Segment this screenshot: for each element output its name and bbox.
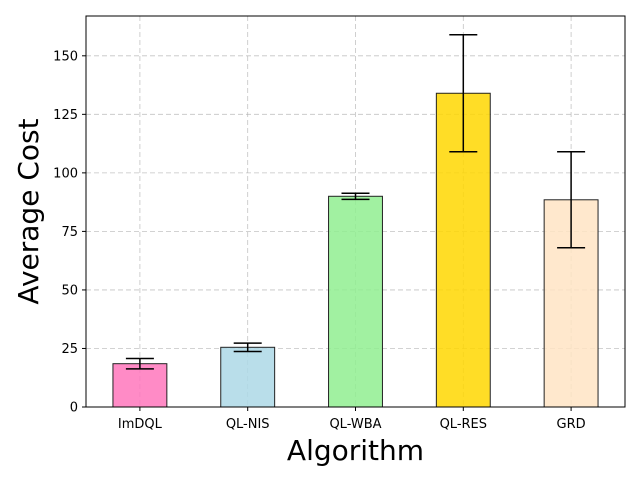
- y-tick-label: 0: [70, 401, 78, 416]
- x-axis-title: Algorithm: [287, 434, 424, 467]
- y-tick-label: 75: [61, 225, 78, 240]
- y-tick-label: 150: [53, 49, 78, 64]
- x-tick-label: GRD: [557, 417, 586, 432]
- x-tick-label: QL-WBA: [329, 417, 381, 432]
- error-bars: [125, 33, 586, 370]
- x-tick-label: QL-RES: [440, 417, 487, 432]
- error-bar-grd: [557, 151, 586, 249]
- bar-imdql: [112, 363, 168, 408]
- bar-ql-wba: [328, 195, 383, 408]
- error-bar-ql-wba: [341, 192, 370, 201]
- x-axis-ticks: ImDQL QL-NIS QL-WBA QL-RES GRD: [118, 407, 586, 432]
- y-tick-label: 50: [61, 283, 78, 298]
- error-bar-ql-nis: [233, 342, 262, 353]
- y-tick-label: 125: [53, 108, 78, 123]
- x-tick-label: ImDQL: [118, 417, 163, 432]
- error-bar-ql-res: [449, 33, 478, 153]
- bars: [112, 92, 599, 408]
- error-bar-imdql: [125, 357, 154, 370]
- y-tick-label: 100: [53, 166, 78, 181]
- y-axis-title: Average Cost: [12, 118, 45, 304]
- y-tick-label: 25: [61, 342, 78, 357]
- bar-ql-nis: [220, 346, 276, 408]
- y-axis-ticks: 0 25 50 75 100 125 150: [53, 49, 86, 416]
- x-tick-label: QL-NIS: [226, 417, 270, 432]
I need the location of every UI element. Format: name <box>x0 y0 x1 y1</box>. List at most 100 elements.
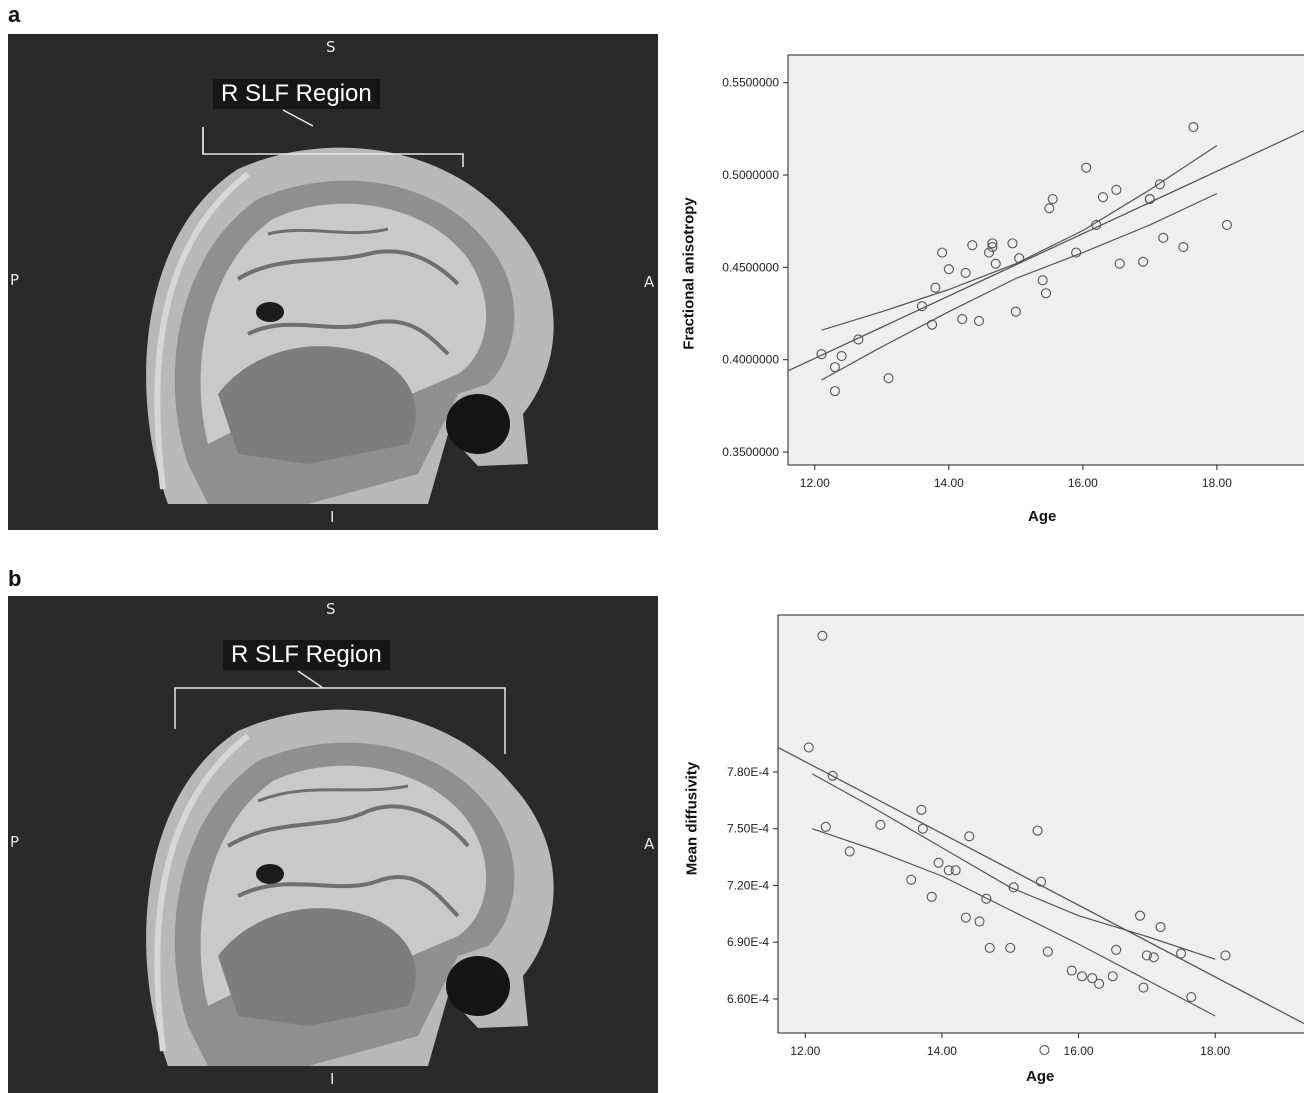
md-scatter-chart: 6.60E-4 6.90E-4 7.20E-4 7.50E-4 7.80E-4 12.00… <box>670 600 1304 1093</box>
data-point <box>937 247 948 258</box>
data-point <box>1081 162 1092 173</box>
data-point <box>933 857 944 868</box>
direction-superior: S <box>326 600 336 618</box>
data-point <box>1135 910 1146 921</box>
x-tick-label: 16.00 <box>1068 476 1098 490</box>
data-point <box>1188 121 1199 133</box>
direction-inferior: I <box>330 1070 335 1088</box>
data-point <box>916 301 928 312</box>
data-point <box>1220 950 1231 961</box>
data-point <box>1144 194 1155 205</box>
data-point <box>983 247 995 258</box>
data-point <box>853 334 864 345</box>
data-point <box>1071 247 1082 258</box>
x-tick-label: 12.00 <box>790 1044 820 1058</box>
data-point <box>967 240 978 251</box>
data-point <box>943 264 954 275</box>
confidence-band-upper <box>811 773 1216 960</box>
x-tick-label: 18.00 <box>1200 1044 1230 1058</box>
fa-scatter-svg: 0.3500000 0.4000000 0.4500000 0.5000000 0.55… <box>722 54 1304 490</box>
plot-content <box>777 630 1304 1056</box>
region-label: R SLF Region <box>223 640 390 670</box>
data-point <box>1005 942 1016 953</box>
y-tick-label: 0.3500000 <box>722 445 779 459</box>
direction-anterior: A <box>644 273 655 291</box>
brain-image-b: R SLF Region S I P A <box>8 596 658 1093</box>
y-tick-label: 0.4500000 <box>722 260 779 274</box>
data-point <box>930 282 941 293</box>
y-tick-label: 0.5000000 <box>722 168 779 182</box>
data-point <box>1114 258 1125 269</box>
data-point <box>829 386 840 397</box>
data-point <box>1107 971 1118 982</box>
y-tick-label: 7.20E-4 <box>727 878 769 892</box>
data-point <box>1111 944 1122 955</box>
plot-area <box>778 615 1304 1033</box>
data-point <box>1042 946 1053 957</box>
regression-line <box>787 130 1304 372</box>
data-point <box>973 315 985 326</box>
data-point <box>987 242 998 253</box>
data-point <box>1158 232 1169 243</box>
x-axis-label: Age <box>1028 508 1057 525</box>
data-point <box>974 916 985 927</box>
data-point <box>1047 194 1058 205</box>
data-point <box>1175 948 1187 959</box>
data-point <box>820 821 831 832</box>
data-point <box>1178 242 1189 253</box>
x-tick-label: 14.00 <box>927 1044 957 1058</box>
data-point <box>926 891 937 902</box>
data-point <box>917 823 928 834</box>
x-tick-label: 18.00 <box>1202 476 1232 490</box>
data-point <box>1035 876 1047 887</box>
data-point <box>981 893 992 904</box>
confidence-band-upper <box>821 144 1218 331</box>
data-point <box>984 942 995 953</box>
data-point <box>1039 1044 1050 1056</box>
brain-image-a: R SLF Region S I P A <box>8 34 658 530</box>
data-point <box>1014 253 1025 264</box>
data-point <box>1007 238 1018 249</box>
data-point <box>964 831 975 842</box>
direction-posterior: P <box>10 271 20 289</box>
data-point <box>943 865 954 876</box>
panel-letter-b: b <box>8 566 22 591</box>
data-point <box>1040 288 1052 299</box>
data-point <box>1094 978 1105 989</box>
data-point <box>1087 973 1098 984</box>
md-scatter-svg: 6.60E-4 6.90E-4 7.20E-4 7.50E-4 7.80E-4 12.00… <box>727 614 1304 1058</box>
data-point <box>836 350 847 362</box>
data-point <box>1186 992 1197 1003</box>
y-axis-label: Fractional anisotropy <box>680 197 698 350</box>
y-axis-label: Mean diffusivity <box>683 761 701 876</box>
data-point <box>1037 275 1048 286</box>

-----

# [Task goal]
Reproduce every line of the records above verbatim, leaving out the pictures.

# [Finished task]
Segment this screenshot: for each element output its name and bbox.
- y-tick-label: 0: [70, 401, 78, 416]
- x-axis-title: Algorithm: [287, 434, 424, 467]
- y-tick-label: 75: [61, 225, 78, 240]
- y-tick-label: 150: [53, 49, 78, 64]
- x-tick-label: GRD: [557, 417, 586, 432]
- x-tick-label: QL-WBA: [329, 417, 381, 432]
- error-bars: [125, 33, 586, 370]
- x-tick-label: QL-RES: [440, 417, 487, 432]
- error-bar-grd: [557, 151, 586, 249]
- bar-imdql: [112, 363, 168, 408]
- bar-ql-wba: [328, 195, 383, 408]
- error-bar-ql-wba: [341, 192, 370, 201]
- x-axis-ticks: ImDQL QL-NIS QL-WBA QL-RES GRD: [118, 407, 586, 432]
- y-tick-label: 50: [61, 283, 78, 298]
- error-bar-ql-nis: [233, 342, 262, 353]
- y-tick-label: 125: [53, 108, 78, 123]
- x-tick-label: ImDQL: [118, 417, 163, 432]
- error-bar-ql-res: [449, 33, 478, 153]
- bars: [112, 92, 599, 408]
- error-bar-imdql: [125, 357, 154, 370]
- y-tick-label: 100: [53, 166, 78, 181]
- y-axis-title: Average Cost: [12, 118, 45, 304]
- y-tick-label: 25: [61, 342, 78, 357]
- bar-ql-nis: [220, 346, 276, 408]
- y-axis-ticks: 0 25 50 75 100 125 150: [53, 49, 86, 416]
- x-tick-label: QL-NIS: [226, 417, 270, 432]
I need the location of every UI element. Format: name <box>x0 y0 x1 y1</box>. List at most 100 elements.
md-scatter-chart: 6.60E-4 6.90E-4 7.20E-4 7.50E-4 7.80E-4 12.00… <box>670 600 1304 1093</box>
data-point <box>937 247 948 258</box>
data-point <box>1081 162 1092 173</box>
data-point <box>933 857 944 868</box>
direction-superior: S <box>326 600 336 618</box>
data-point <box>1135 910 1146 921</box>
x-tick-label: 16.00 <box>1068 476 1098 490</box>
data-point <box>1188 121 1199 133</box>
direction-inferior: I <box>330 1070 335 1088</box>
data-point <box>916 301 928 312</box>
data-point <box>1220 950 1231 961</box>
data-point <box>1144 194 1155 205</box>
data-point <box>983 247 995 258</box>
data-point <box>853 334 864 345</box>
data-point <box>1071 247 1082 258</box>
x-tick-label: 12.00 <box>790 1044 820 1058</box>
data-point <box>967 240 978 251</box>
data-point <box>943 264 954 275</box>
confidence-band-upper <box>811 773 1216 960</box>
x-tick-label: 18.00 <box>1200 1044 1230 1058</box>
fa-scatter-svg: 0.3500000 0.4000000 0.4500000 0.5000000 0.55… <box>722 54 1304 490</box>
plot-content <box>777 630 1304 1056</box>
region-label: R SLF Region <box>223 640 390 670</box>
data-point <box>1005 942 1016 953</box>
y-tick-label: 0.3500000 <box>722 445 779 459</box>
direction-anterior: A <box>644 273 655 291</box>
brain-image-b: R SLF Region S I P A <box>8 596 658 1093</box>
y-tick-label: 0.4500000 <box>722 260 779 274</box>
data-point <box>930 282 941 293</box>
y-tick-label: 0.5000000 <box>722 168 779 182</box>
data-point <box>1114 258 1125 269</box>
data-point <box>829 386 840 397</box>
data-point <box>1107 971 1118 982</box>
y-tick-label: 7.20E-4 <box>727 878 769 892</box>
data-point <box>1111 944 1122 955</box>
plot-area <box>778 615 1304 1033</box>
data-point <box>1042 946 1053 957</box>
regression-line <box>787 130 1304 372</box>
data-point <box>973 315 985 326</box>
data-point <box>987 242 998 253</box>
data-point <box>1158 232 1169 243</box>
x-axis-label: Age <box>1028 508 1057 525</box>
data-point <box>974 916 985 927</box>
data-point <box>1047 194 1058 205</box>
data-point <box>1175 948 1187 959</box>
data-point <box>820 821 831 832</box>
data-point <box>1178 242 1189 253</box>
x-tick-label: 14.00 <box>927 1044 957 1058</box>
data-point <box>926 891 937 902</box>
data-point <box>917 823 928 834</box>
x-tick-label: 18.00 <box>1202 476 1232 490</box>
data-point <box>1035 876 1047 887</box>
data-point <box>981 893 992 904</box>
confidence-band-upper <box>821 144 1218 331</box>
data-point <box>984 942 995 953</box>
data-point <box>1039 1044 1050 1056</box>
brain-image-a: R SLF Region S I P A <box>8 34 658 530</box>
data-point <box>1014 253 1025 264</box>
data-point <box>1007 238 1018 249</box>
data-point <box>964 831 975 842</box>
direction-posterior: P <box>10 271 20 289</box>
data-point <box>943 865 954 876</box>
panel-letter-b: b <box>8 566 22 591</box>
data-point <box>1040 288 1052 299</box>
data-point <box>1094 978 1105 989</box>
data-point <box>1087 973 1098 984</box>
md-scatter-svg: 6.60E-4 6.90E-4 7.20E-4 7.50E-4 7.80E-4 12.00… <box>727 614 1304 1058</box>
data-point <box>836 350 847 362</box>
data-point <box>1186 992 1197 1003</box>
y-axis-label: Fractional anisotropy <box>680 197 698 350</box>
y-axis-label: Mean diffusivity <box>683 761 701 876</box>
data-point <box>1037 275 1048 286</box>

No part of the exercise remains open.